### [PROBLEM STATEMENT]
Select the lines of the records containing the word "JSON" and list them.
=====
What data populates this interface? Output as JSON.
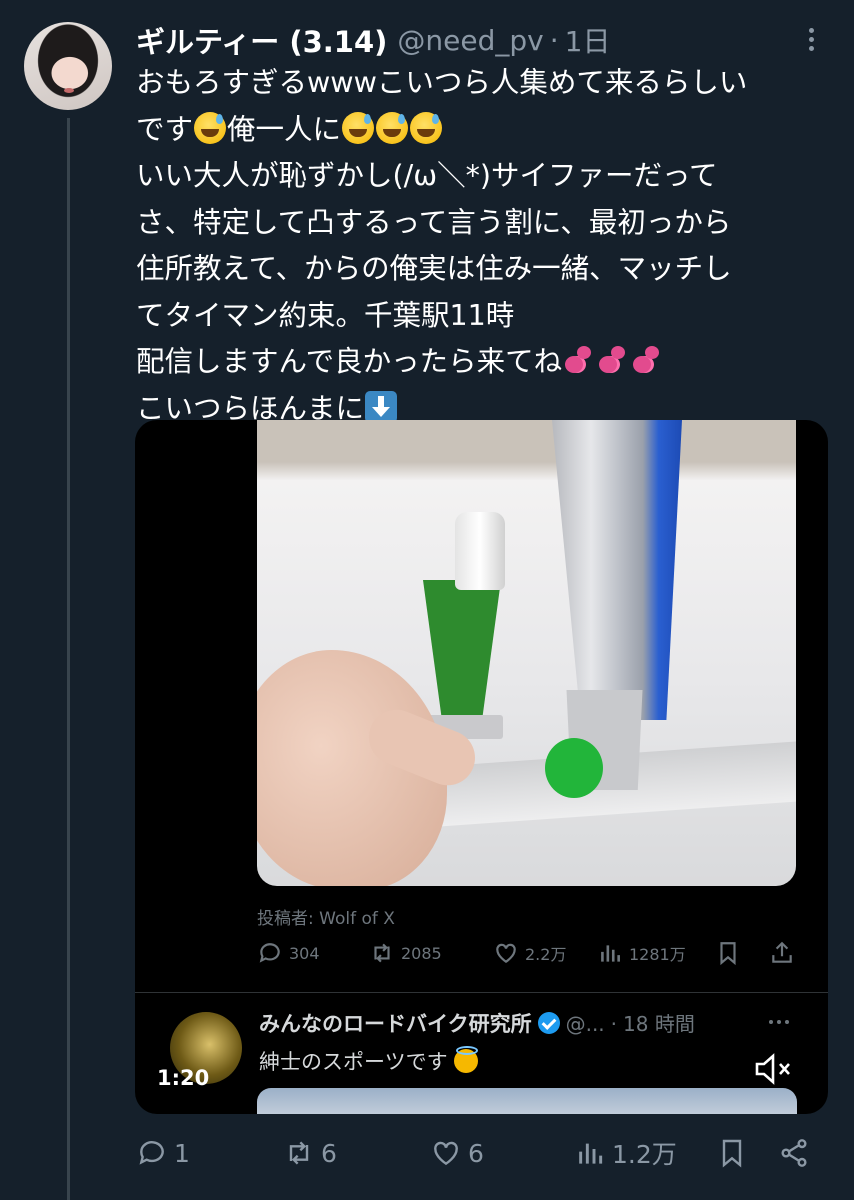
{
  "author": {
    "display_name": "ギルティー (3.14)",
    "handle": "@need_pv",
    "separator": "·",
    "time": "1日"
  },
  "tweet": {
    "lines": [
      "おもろすぎるwwwこいつら人集めて来るらしい",
      "です",
      "俺一人に",
      "いい大人が恥ずかし(/ω＼*)サイファーだって",
      "さ、特定して凸するって言う割に、最初っから",
      "住所教えて、からの俺実は住み一緒、マッチし",
      "てタイマン約束。千葉駅11時",
      "配信しますんで良かったら来てね",
      "こいつらほんまに"
    ],
    "emoji": [
      "grinning-sweat-emoji",
      "two-hearts-emoji",
      "down-arrow-emoji"
    ]
  },
  "embedded_video": {
    "poster_label": "投稿者: Wolf of X",
    "inner_stats": {
      "replies": "304",
      "reposts": "2085",
      "likes": "2.2万",
      "views": "1281万"
    },
    "quoted_account": {
      "name": "みんなのロードバイク研究所",
      "handle": "@...",
      "separator": "·",
      "time": "18 時間"
    },
    "quoted_text": "紳士のスポーツです",
    "timestamp": "1:20"
  },
  "actions": {
    "replies": "1",
    "reposts": "6",
    "likes": "6",
    "views": "1.2万"
  },
  "colors": {
    "background": "#15202b",
    "text": "#ffffff",
    "secondary": "#8b98a5",
    "thread_line": "#38444d",
    "verified": "#1d9bf0"
  }
}
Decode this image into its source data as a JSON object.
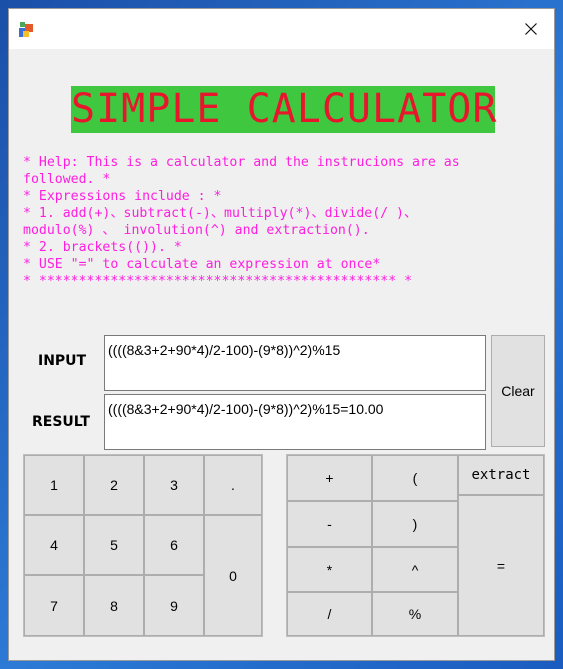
{
  "window": {
    "close_glyph": "✕"
  },
  "banner": {
    "title": "SIMPLE CALCULATOR",
    "background": "#3fc83f",
    "color": "#e8162c"
  },
  "help": {
    "color": "#ff1ee0",
    "text": "* Help: This is a calculator and the instrucions are as\nfollowed. *\n* Expressions include : *\n* 1. add(+)、subtract(-)、multiply(*)、divide(/ )、\nmodulo(%) 、 involution(^) and extraction().\n* 2. brackets(()). *\n* USE \"=\" to calculate an expression at once*\n* ********************************************* *"
  },
  "io": {
    "input_label": "INPUT",
    "result_label": "RESULT",
    "input_value": "((((8&3+2+90*4)/2-100)-(9*8))^2)%15",
    "result_value": "((((8&3+2+90*4)/2-100)-(9*8))^2)%15=10.00",
    "clear_label": "Clear"
  },
  "keypad": {
    "k1": "1",
    "k2": "2",
    "k3": "3",
    "kdot": ".",
    "k4": "4",
    "k5": "5",
    "k6": "6",
    "k0": "0",
    "k7": "7",
    "k8": "8",
    "k9": "9"
  },
  "operators": {
    "plus": "+",
    "lparen": "(",
    "extract": "extract",
    "minus": "-",
    "rparen": ")",
    "equals": "=",
    "multiply": "*",
    "power": "^",
    "divide": "/",
    "modulo": "%"
  }
}
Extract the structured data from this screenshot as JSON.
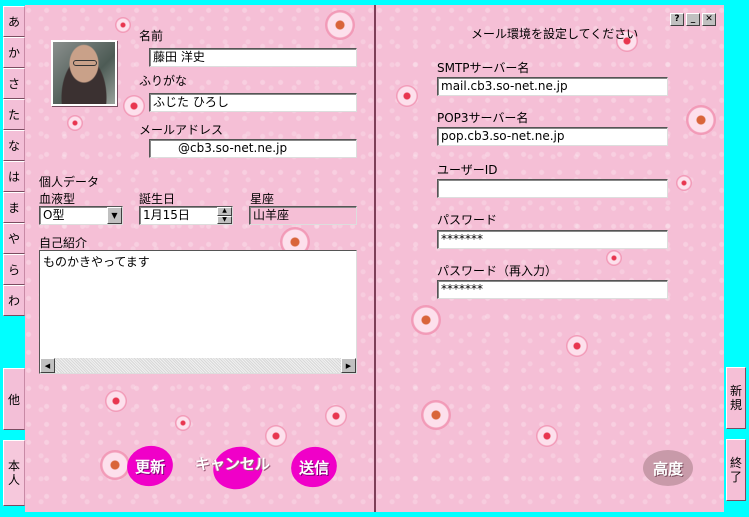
{
  "left_tabs": [
    "あ",
    "か",
    "さ",
    "た",
    "な",
    "は",
    "ま",
    "や",
    "ら",
    "わ",
    "他",
    "本人"
  ],
  "profile": {
    "name_label": "名前",
    "name_value": "藤田 洋史",
    "furigana_label": "ふりがな",
    "furigana_value": "ふじた ひろし",
    "email_label": "メールアドレス",
    "email_value": "@cb3.so-net.ne.jp",
    "personal_data_label": "個人データ",
    "blood_type_label": "血液型",
    "blood_type_value": "O型",
    "birthday_label": "誕生日",
    "birthday_value": "1月15日",
    "zodiac_label": "星座",
    "zodiac_value": "山羊座",
    "intro_label": "自己紹介",
    "intro_value": "ものかきやってます"
  },
  "buttons": {
    "update": "更新",
    "cancel": "キャンセル",
    "send": "送信",
    "advanced": "高度"
  },
  "mail_settings": {
    "title": "メール環境を設定してください",
    "smtp_label": "SMTPサーバー名",
    "smtp_value": "mail.cb3.so-net.ne.jp",
    "pop3_label": "POP3サーバー名",
    "pop3_value": "pop.cb3.so-net.ne.jp",
    "user_id_label": "ユーザーID",
    "user_id_value": "",
    "password_label": "パスワード",
    "password_value": "*******",
    "password_confirm_label": "パスワード（再入力）",
    "password_confirm_value": "*******"
  },
  "window_buttons": {
    "help": "?",
    "minimize": "_",
    "close": "✕"
  },
  "right_tabs": {
    "new": "新規",
    "exit": "終了"
  },
  "colors": {
    "page": "#f5bfd6",
    "frame": "#00ffff",
    "accent_button": "#f000c8"
  }
}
=====
### [SOLVED PROBLEM]
What data populates this interface? Output as JSON.
Decode this image into its source data as a JSON object.
Extract the structured data from this screenshot as JSON.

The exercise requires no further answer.